Check each line below for the word "насосных", and copy those that have it.

• [Listed records]:
(begin)

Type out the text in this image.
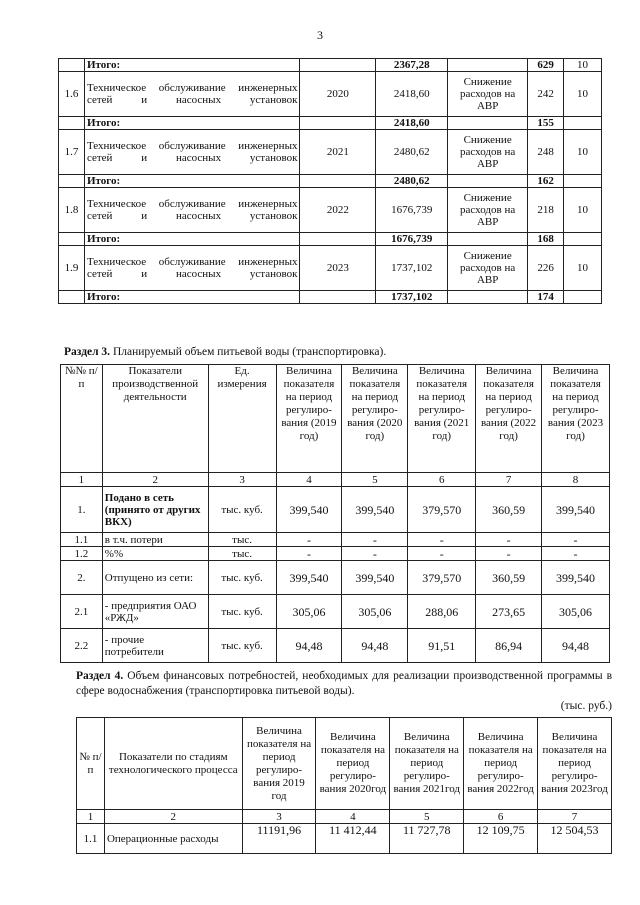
3
	Итого:		2367,28		629	10
1.6	Техническое обслуживание инженерных сетей и насосных установок	2020	2418,60	Снижение расходов на АВР	242	10
	Итого:		2418,60		155	
1.7	Техническое обслуживание инженерных сетей и насосных установок	2021	2480,62	Снижение расходов на АВР	248	10
	Итого:		2480,62		162	
1.8	Техническое обслуживание инженерных сетей и насосных установок	2022	1676,739	Снижение расходов на АВР	218	10
	Итого:		1676,739		168	
1.9	Техническое обслуживание инженерных сетей и насосных установок	2023	1737,102	Снижение расходов на АВР	226	10
	Итого:		1737,102		174	
Раздел 3. Планируемый объем питьевой воды (транспортировка).
№№ п/п	Показатели производственной деятельности	Ед. измерения	Величина показателя на период регулиро-вания (2019 год)	Величина показателя на период регулиро-вания (2020 год)	Величина показателя на период регулиро-вания (2021 год)	Величина показателя на период регулиро-вания (2022 год)	Величина показателя на период регулиро-вания (2023 год)
1	2	3	4	5	6	7	8
1.	Подано в сеть (принято от других ВКХ)	тыс. куб.	399,540	399,540	379,570	360,59	399,540
1.1	в т.ч. потери	тыс.	-	-	-	-	-
1.2	%%	тыс.	-	-	-	-	-
2.	Отпущено из сети:	тыс. куб.	399,540	399,540	379,570	360,59	399,540
2.1	- предприятия ОАО «РЖД»	тыс. куб.	305,06	305,06	288,06	273,65	305,06
2.2	- прочие потребители	тыс. куб.	94,48	94,48	91,51	86,94	94,48
Раздел 4. Объем финансовых потребностей, необходимых для реализации производственной программы в сфере водоснабжения (транспортировка питьевой воды).
(тыс. руб.)
№ п/п	Показатели по стадиям технологического процесса	Величина показателя на период регулиро-вания 2019 год	Величина показателя на период регулиро-вания 2020год	Величина показателя на период регулиро-вания 2021год	Величина показателя на период регулиро-вания 2022год	Величина показателя на период регулиро-вания 2023год
1	2	3	4	5	6	7
1.1	Операционные расходы	11191,96	11 412,44	11 727,78	12 109,75	12 504,53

(end)

• [Answer for the task]:
1.6	Техническое обслуживание инженерных сетей и насосных установок	2020	2418,60	Снижение расходов на АВР	242	10
1.7	Техническое обслуживание инженерных сетей и насосных установок	2021	2480,62	Снижение расходов на АВР	248	10
1.8	Техническое обслуживание инженерных сетей и насосных установок	2022	1676,739	Снижение расходов на АВР	218	10
1.9	Техническое обслуживание инженерных сетей и насосных установок	2023	1737,102	Снижение расходов на АВР	226	10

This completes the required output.